WHAT YOU WILL DO: Report how many lines contain "cookie", with no other words.
+++ DATA EXCERPTS +++
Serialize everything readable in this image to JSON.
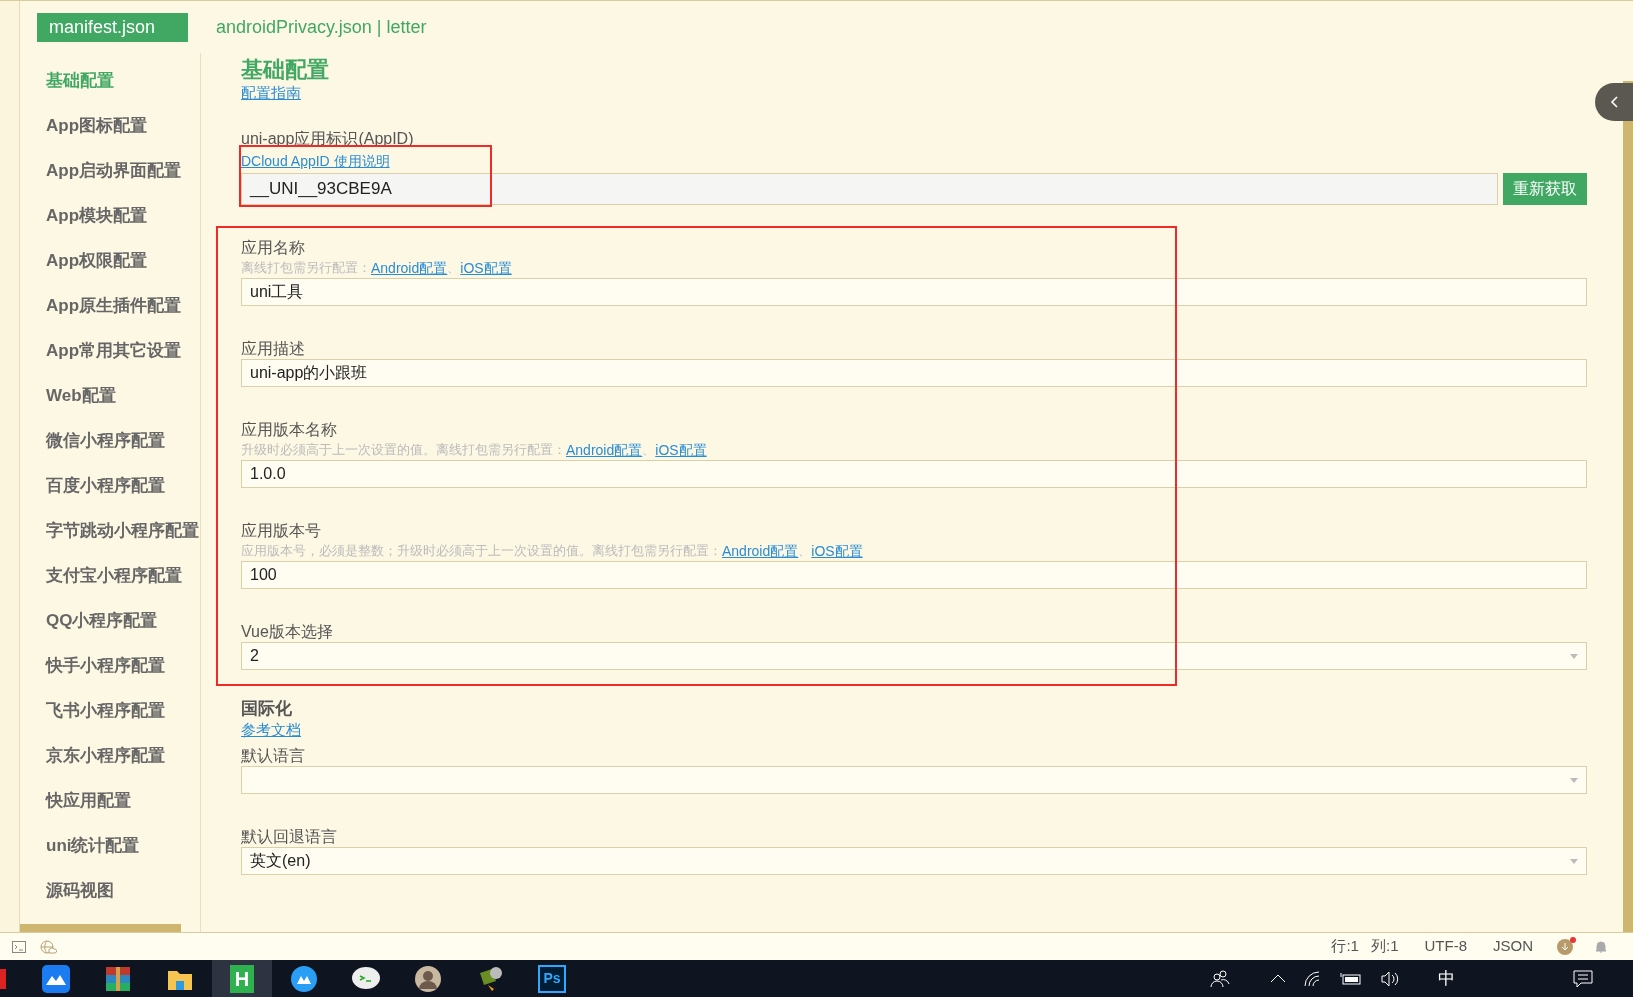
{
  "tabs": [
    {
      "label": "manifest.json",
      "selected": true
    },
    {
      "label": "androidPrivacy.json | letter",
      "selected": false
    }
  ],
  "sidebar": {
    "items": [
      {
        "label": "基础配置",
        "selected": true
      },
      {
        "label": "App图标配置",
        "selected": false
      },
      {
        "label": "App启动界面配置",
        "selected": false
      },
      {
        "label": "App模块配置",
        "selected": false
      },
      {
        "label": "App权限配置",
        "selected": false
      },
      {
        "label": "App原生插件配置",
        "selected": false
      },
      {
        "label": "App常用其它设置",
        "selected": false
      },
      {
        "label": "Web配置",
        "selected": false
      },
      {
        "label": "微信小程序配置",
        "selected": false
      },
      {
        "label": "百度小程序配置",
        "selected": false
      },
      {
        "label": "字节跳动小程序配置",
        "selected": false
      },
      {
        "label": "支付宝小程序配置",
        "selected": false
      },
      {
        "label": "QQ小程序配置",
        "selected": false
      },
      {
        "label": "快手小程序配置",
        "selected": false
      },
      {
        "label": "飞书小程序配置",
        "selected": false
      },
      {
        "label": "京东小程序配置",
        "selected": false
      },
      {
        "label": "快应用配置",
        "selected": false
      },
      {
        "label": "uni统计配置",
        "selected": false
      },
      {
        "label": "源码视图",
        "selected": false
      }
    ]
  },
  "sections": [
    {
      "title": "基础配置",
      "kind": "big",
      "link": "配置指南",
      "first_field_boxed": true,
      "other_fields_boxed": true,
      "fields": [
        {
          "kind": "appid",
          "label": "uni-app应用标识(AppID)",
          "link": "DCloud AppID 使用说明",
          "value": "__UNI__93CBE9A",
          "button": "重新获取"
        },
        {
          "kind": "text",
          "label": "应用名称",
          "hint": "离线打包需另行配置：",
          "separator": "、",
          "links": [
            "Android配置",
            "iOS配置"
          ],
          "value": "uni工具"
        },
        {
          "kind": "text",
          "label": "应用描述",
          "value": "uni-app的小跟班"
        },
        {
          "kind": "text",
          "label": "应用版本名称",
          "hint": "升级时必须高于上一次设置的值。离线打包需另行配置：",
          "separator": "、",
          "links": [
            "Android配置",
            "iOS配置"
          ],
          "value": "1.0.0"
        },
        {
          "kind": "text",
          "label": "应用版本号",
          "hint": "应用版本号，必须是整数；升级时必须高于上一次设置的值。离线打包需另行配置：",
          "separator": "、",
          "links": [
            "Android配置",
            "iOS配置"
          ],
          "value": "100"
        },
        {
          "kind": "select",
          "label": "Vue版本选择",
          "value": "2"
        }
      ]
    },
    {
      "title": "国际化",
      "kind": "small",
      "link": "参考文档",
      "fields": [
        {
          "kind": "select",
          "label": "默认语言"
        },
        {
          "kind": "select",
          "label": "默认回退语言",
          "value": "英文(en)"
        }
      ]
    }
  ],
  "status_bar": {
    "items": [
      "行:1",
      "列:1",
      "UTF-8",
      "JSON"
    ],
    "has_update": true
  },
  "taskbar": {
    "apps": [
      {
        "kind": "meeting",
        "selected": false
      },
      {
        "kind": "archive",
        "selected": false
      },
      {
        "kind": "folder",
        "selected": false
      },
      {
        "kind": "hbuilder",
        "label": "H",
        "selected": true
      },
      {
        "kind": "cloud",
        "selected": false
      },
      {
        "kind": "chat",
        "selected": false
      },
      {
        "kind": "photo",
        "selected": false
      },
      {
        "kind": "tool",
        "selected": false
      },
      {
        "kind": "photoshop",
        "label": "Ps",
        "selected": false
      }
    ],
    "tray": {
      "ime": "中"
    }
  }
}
+++
+++ DATA EXCERPTS +++
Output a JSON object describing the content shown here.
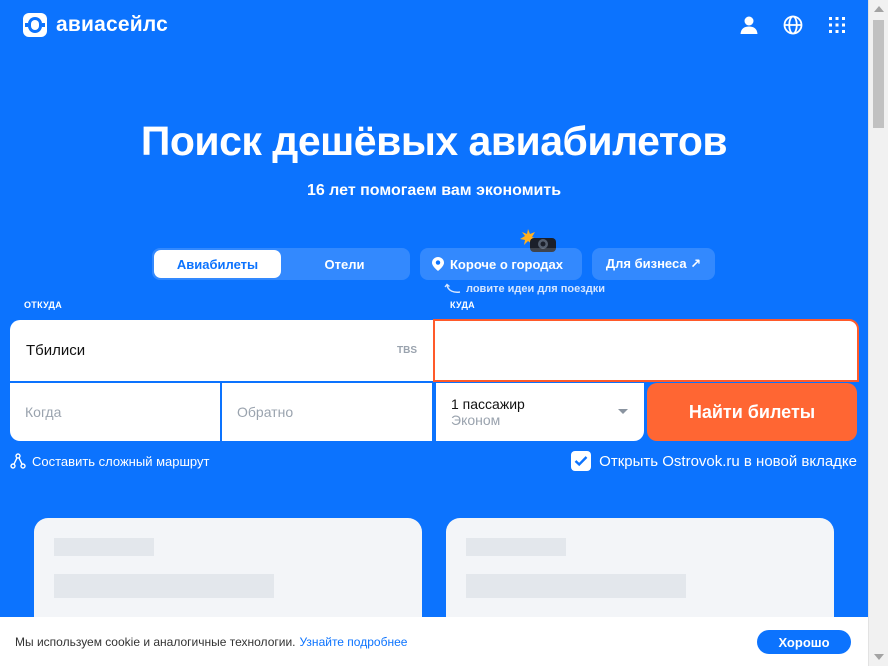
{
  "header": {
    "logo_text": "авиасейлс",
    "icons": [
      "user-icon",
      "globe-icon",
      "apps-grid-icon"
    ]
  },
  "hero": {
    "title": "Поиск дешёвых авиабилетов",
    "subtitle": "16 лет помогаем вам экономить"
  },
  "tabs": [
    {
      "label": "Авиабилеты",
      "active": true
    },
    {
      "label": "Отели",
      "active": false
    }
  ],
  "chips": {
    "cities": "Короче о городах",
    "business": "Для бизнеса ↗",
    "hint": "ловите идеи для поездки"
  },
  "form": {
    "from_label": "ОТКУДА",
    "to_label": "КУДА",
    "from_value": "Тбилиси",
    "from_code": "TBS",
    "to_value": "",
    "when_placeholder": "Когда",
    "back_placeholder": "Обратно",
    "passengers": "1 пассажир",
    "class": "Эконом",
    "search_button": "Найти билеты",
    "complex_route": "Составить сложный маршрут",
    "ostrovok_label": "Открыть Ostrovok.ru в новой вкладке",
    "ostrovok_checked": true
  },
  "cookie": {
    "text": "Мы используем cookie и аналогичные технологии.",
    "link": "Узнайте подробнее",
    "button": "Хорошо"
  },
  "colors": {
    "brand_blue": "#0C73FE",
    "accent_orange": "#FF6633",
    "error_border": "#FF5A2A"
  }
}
+++
WRITTEN RESPONSE: 2